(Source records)
══════════
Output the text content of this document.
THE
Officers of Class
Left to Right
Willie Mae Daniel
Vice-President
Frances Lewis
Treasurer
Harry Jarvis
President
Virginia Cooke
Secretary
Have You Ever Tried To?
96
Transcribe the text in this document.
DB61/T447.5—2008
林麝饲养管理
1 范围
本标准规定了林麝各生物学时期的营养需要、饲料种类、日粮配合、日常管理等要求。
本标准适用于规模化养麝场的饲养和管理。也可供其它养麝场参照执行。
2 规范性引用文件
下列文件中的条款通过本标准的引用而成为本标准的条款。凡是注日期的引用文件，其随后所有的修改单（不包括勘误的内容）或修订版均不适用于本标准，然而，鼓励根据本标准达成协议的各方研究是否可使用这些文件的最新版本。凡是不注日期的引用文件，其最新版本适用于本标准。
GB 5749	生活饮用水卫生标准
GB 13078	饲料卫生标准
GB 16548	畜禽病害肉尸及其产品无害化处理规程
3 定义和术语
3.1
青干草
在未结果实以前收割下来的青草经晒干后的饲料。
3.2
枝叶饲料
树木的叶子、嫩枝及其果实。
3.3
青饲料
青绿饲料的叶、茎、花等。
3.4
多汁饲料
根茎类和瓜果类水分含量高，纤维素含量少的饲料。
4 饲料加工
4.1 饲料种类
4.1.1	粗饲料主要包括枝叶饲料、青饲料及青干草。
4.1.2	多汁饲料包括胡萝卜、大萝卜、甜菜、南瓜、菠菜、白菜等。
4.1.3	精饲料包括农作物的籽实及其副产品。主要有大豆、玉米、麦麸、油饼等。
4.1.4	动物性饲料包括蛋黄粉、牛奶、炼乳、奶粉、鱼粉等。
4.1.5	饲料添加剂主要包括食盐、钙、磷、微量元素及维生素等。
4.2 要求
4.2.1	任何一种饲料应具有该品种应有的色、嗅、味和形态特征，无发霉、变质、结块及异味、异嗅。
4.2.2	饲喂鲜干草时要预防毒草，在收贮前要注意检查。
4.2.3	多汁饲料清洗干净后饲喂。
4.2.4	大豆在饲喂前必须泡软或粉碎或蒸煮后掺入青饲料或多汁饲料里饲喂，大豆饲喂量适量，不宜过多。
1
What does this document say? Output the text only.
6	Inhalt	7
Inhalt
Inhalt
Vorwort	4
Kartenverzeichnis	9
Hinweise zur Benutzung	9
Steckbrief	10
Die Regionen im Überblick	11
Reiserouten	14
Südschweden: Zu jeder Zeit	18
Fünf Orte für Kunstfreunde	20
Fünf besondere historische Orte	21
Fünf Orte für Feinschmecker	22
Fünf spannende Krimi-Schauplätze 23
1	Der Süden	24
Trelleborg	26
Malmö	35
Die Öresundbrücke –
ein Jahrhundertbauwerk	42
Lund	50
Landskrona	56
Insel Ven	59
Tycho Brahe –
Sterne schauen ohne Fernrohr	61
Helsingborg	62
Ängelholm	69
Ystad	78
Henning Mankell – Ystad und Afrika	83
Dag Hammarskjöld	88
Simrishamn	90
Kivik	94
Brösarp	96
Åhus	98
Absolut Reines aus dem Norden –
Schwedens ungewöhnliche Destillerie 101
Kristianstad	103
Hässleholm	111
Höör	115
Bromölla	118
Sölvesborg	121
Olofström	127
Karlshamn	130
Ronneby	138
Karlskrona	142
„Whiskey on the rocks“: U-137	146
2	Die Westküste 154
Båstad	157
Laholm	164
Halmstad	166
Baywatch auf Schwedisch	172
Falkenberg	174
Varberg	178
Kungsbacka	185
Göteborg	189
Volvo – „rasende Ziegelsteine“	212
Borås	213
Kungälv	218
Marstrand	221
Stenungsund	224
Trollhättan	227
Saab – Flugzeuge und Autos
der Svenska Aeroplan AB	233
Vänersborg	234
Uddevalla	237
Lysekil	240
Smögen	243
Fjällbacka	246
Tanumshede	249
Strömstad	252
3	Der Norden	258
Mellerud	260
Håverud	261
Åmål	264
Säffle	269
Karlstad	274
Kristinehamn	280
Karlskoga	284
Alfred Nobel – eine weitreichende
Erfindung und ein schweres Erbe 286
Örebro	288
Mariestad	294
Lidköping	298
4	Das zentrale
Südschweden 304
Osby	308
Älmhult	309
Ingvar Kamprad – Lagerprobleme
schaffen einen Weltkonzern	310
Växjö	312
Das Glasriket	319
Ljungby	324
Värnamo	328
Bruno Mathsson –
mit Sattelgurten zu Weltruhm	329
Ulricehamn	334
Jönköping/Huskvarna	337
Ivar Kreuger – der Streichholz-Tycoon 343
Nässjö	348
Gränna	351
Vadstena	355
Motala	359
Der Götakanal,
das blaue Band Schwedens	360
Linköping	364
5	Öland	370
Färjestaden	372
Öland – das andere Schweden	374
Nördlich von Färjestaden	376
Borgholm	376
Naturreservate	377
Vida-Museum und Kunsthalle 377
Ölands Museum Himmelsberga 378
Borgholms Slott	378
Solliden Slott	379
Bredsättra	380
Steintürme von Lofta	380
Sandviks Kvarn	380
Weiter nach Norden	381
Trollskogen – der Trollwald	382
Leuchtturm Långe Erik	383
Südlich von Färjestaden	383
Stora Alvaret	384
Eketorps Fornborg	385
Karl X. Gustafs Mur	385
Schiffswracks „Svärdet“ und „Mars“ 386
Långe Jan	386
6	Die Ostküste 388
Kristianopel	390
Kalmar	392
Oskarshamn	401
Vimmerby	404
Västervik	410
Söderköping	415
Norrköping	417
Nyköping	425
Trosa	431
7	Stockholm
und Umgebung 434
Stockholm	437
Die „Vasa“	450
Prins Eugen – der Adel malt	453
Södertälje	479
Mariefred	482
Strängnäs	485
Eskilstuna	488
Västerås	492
══════════
### CHALLENGE
Write out the records above again, keeping each one identical to the original.

### THE ANSWER
Output the text content of this document.
THE
Officers of Class
Left to Right
Willie Mae Daniel
Vice-President
Frances Lewis
Treasurer
Harry Jarvis
President
Virginia Cooke
Secretary
Have You Ever Tried To?
96
Transcribe the text in this document.
DB61/T447.5—2008
林麝饲养管理
1 范围
本标准规定了林麝各生物学时期的营养需要、饲料种类、日粮配合、日常管理等要求。
本标准适用于规模化养麝场的饲养和管理。也可供其它养麝场参照执行。
2 规范性引用文件
下列文件中的条款通过本标准的引用而成为本标准的条款。凡是注日期的引用文件，其随后所有的修改单（不包括勘误的内容）或修订版均不适用于本标准，然而，鼓励根据本标准达成协议的各方研究是否可使用这些文件的最新版本。凡是不注日期的引用文件，其最新版本适用于本标准。
GB 5749	生活饮用水卫生标准
GB 13078	饲料卫生标准
GB 16548	畜禽病害肉尸及其产品无害化处理规程
3 定义和术语
3.1
青干草
在未结果实以前收割下来的青草经晒干后的饲料。
3.2
枝叶饲料
树木的叶子、嫩枝及其果实。
3.3
青饲料
青绿饲料的叶、茎、花等。
3.4
多汁饲料
根茎类和瓜果类水分含量高，纤维素含量少的饲料。
4 饲料加工
4.1 饲料种类
4.1.1	粗饲料主要包括枝叶饲料、青饲料及青干草。
4.1.2	多汁饲料包括胡萝卜、大萝卜、甜菜、南瓜、菠菜、白菜等。
4.1.3	精饲料包括农作物的籽实及其副产品。主要有大豆、玉米、麦麸、油饼等。
4.1.4	动物性饲料包括蛋黄粉、牛奶、炼乳、奶粉、鱼粉等。
4.1.5	饲料添加剂主要包括食盐、钙、磷、微量元素及维生素等。
4.2 要求
4.2.1	任何一种饲料应具有该品种应有的色、嗅、味和形态特征，无发霉、变质、结块及异味、异嗅。
4.2.2	饲喂鲜干草时要预防毒草，在收贮前要注意检查。
4.2.3	多汁饲料清洗干净后饲喂。
4.2.4	大豆在饲喂前必须泡软或粉碎或蒸煮后掺入青饲料或多汁饲料里饲喂，大豆饲喂量适量，不宜过多。
1
What does this document say? Output the text only.
6	Inhalt	7
Inhalt
Inhalt
Vorwort	4
Kartenverzeichnis	9
Hinweise zur Benutzung	9
Steckbrief	10
Die Regionen im Überblick	11
Reiserouten	14
Südschweden: Zu jeder Zeit	18
Fünf Orte für Kunstfreunde	20
Fünf besondere historische Orte	21
Fünf Orte für Feinschmecker	22
Fünf spannende Krimi-Schauplätze 23
1	Der Süden	24
Trelleborg	26
Malmö	35
Die Öresundbrücke –
ein Jahrhundertbauwerk	42
Lund	50
Landskrona	56
Insel Ven	59
Tycho Brahe –
Sterne schauen ohne Fernrohr	61
Helsingborg	62
Ängelholm	69
Ystad	78
Henning Mankell – Ystad und Afrika	83
Dag Hammarskjöld	88
Simrishamn	90
Kivik	94
Brösarp	96
Åhus	98
Absolut Reines aus dem Norden –
Schwedens ungewöhnliche Destillerie 101
Kristianstad	103
Hässleholm	111
Höör	115
Bromölla	118
Sölvesborg	121
Olofström	127
Karlshamn	130
Ronneby	138
Karlskrona	142
„Whiskey on the rocks“: U-137	146
2	Die Westküste 154
Båstad	157
Laholm	164
Halmstad	166
Baywatch auf Schwedisch	172
Falkenberg	174
Varberg	178
Kungsbacka	185
Göteborg	189
Volvo – „rasende Ziegelsteine“	212
Borås	213
Kungälv	218
Marstrand	221
Stenungsund	224
Trollhättan	227
Saab – Flugzeuge und Autos
der Svenska Aeroplan AB	233
Vänersborg	234
Uddevalla	237
Lysekil	240
Smögen	243
Fjällbacka	246
Tanumshede	249
Strömstad	252
3	Der Norden	258
Mellerud	260
Håverud	261
Åmål	264
Säffle	269
Karlstad	274
Kristinehamn	280
Karlskoga	284
Alfred Nobel – eine weitreichende
Erfindung und ein schweres Erbe 286
Örebro	288
Mariestad	294
Lidköping	298
4	Das zentrale
Südschweden 304
Osby	308
Älmhult	309
Ingvar Kamprad – Lagerprobleme
schaffen einen Weltkonzern	310
Växjö	312
Das Glasriket	319
Ljungby	324
Värnamo	328
Bruno Mathsson –
mit Sattelgurten zu Weltruhm	329
Ulricehamn	334
Jönköping/Huskvarna	337
Ivar Kreuger – der Streichholz-Tycoon 343
Nässjö	348
Gränna	351
Vadstena	355
Motala	359
Der Götakanal,
das blaue Band Schwedens	360
Linköping	364
5	Öland	370
Färjestaden	372
Öland – das andere Schweden	374
Nördlich von Färjestaden	376
Borgholm	376
Naturreservate	377
Vida-Museum und Kunsthalle 377
Ölands Museum Himmelsberga 378
Borgholms Slott	378
Solliden Slott	379
Bredsättra	380
Steintürme von Lofta	380
Sandviks Kvarn	380
Weiter nach Norden	381
Trollskogen – der Trollwald	382
Leuchtturm Långe Erik	383
Südlich von Färjestaden	383
Stora Alvaret	384
Eketorps Fornborg	385
Karl X. Gustafs Mur	385
Schiffswracks „Svärdet“ und „Mars“ 386
Långe Jan	386
6	Die Ostküste 388
Kristianopel	390
Kalmar	392
Oskarshamn	401
Vimmerby	404
Västervik	410
Söderköping	415
Norrköping	417
Nyköping	425
Trosa	431
7	Stockholm
und Umgebung 434
Stockholm	437
Die „Vasa“	450
Prins Eugen – der Adel malt	453
Södertälje	479
Mariefred	482
Strängnäs	485
Eskilstuna	488
Västerås	492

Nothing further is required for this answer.